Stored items
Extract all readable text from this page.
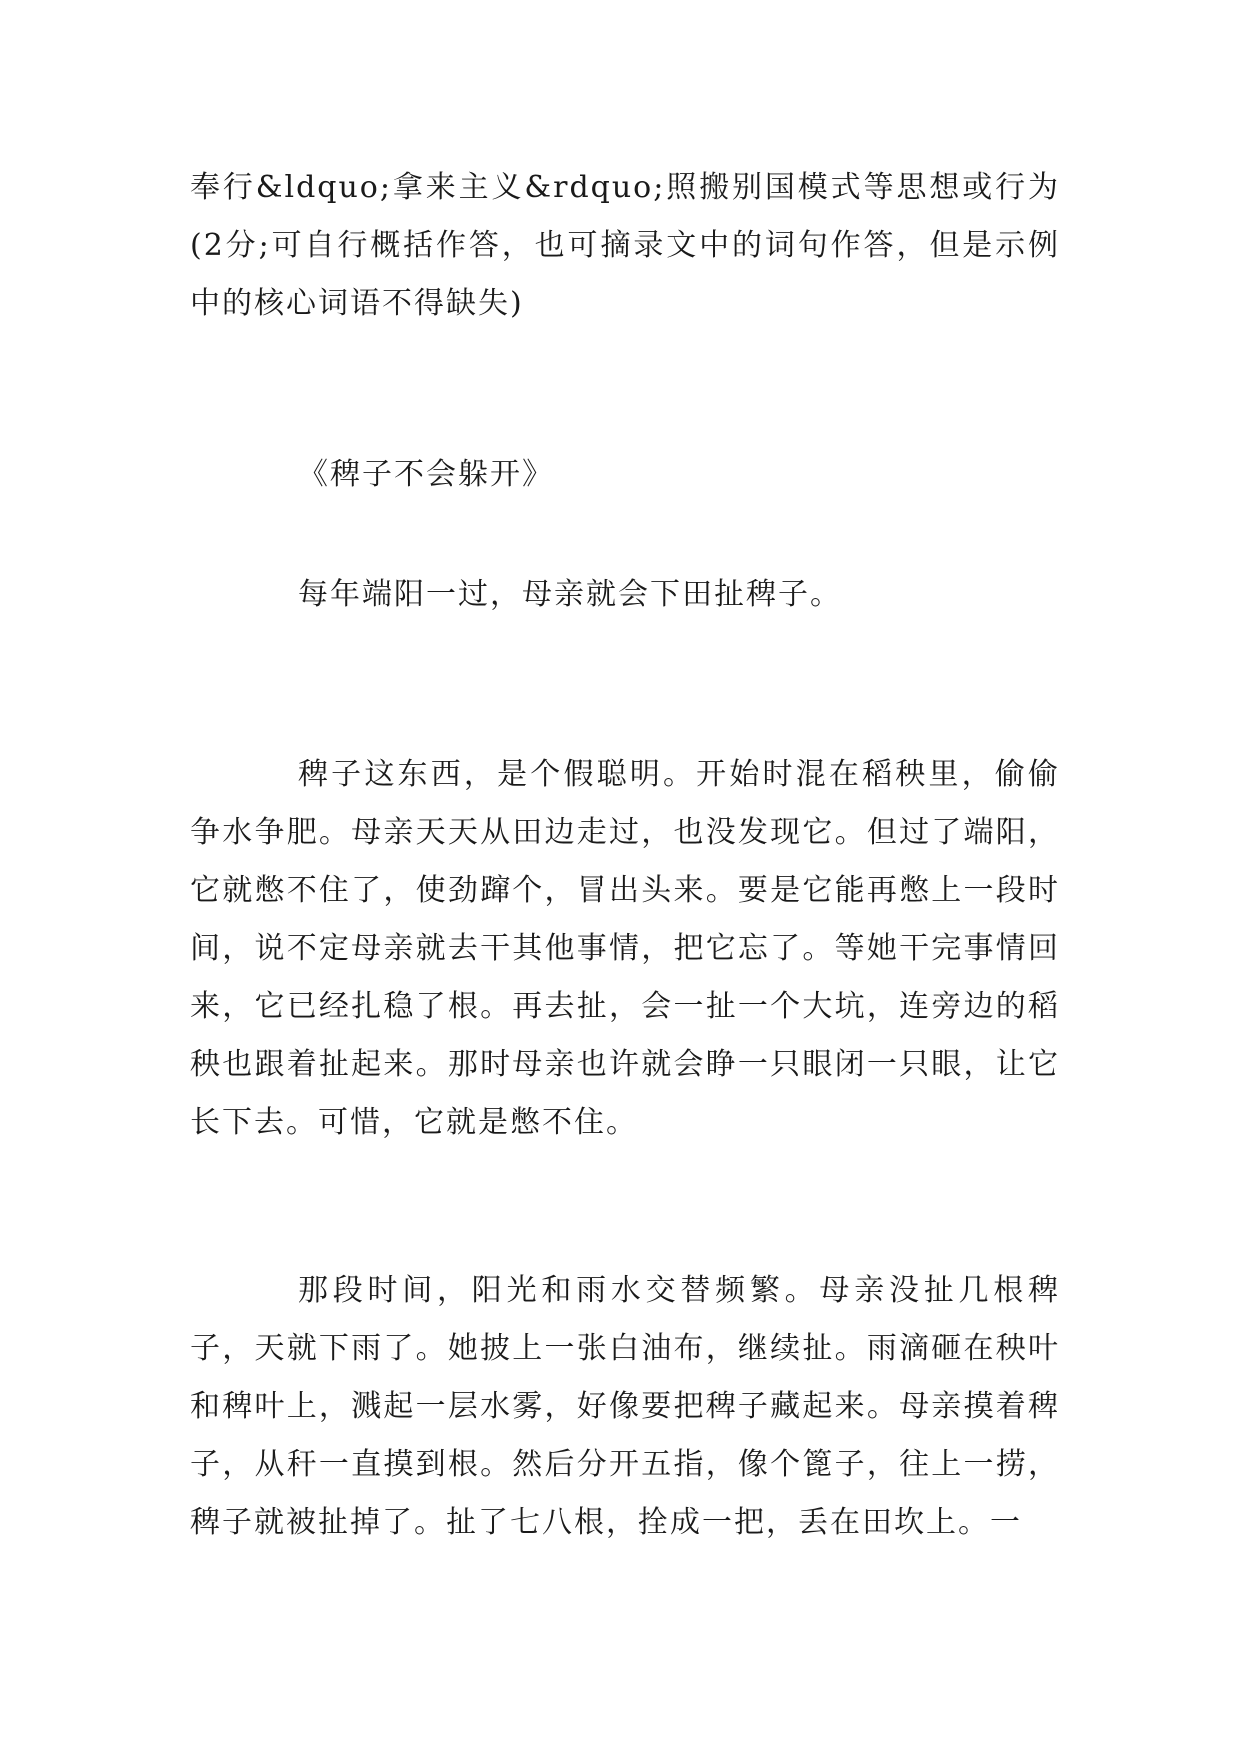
奉行&ldquo;拿来主义&rdquo;照搬别国模式等思想或行为(2分;可自行概括作答，也可摘录文中的词句作答，但是示例中的核心词语不得缺失)

《稗子不会躲开》

每年端阳一过，母亲就会下田扯稗子。

稗子这东西，是个假聪明。开始时混在稻秧里，偷偷争水争肥。母亲天天从田边走过，也没发现它。但过了端阳，它就憋不住了，使劲蹿个，冒出头来。要是它能再憋上一段时间，说不定母亲就去干其他事情，把它忘了。等她干完事情回来，它已经扎稳了根。再去扯，会一扯一个大坑，连旁边的稻秧也跟着扯起来。那时母亲也许就会睁一只眼闭一只眼，让它长下去。可惜，它就是憋不住。

那段时间，阳光和雨水交替频繁。母亲没扯几根稗子，天就下雨了。她披上一张白油布，继续扯。雨滴砸在秧叶和稗叶上，溅起一层水雾，好像要把稗子藏起来。母亲摸着稗子，从秆一直摸到根。然后分开五指，像个篦子，往上一捞，稗子就被扯掉了。扯了七八根，拴成一把，丢在田坎上。一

* **Exercise description**
The data should be printed again unchanged; leave its pictures out.

* **Correct answer**
Extract all readable text from this page.
奉行&ldquo;拿来主义&rdquo;照搬别国模式等思想或行为(2分;可自行概括作答，也可摘录文中的词句作答，但是示例中的核心词语不得缺失)

《稗子不会躲开》

每年端阳一过，母亲就会下田扯稗子。

稗子这东西，是个假聪明。开始时混在稻秧里，偷偷争水争肥。母亲天天从田边走过，也没发现它。但过了端阳，它就憋不住了，使劲蹿个，冒出头来。要是它能再憋上一段时间，说不定母亲就去干其他事情，把它忘了。等她干完事情回来，它已经扎稳了根。再去扯，会一扯一个大坑，连旁边的稻秧也跟着扯起来。那时母亲也许就会睁一只眼闭一只眼，让它长下去。可惜，它就是憋不住。

那段时间，阳光和雨水交替频繁。母亲没扯几根稗子，天就下雨了。她披上一张白油布，继续扯。雨滴砸在秧叶和稗叶上，溅起一层水雾，好像要把稗子藏起来。母亲摸着稗子，从秆一直摸到根。然后分开五指，像个篦子，往上一捞，稗子就被扯掉了。扯了七八根，拴成一把，丢在田坎上。一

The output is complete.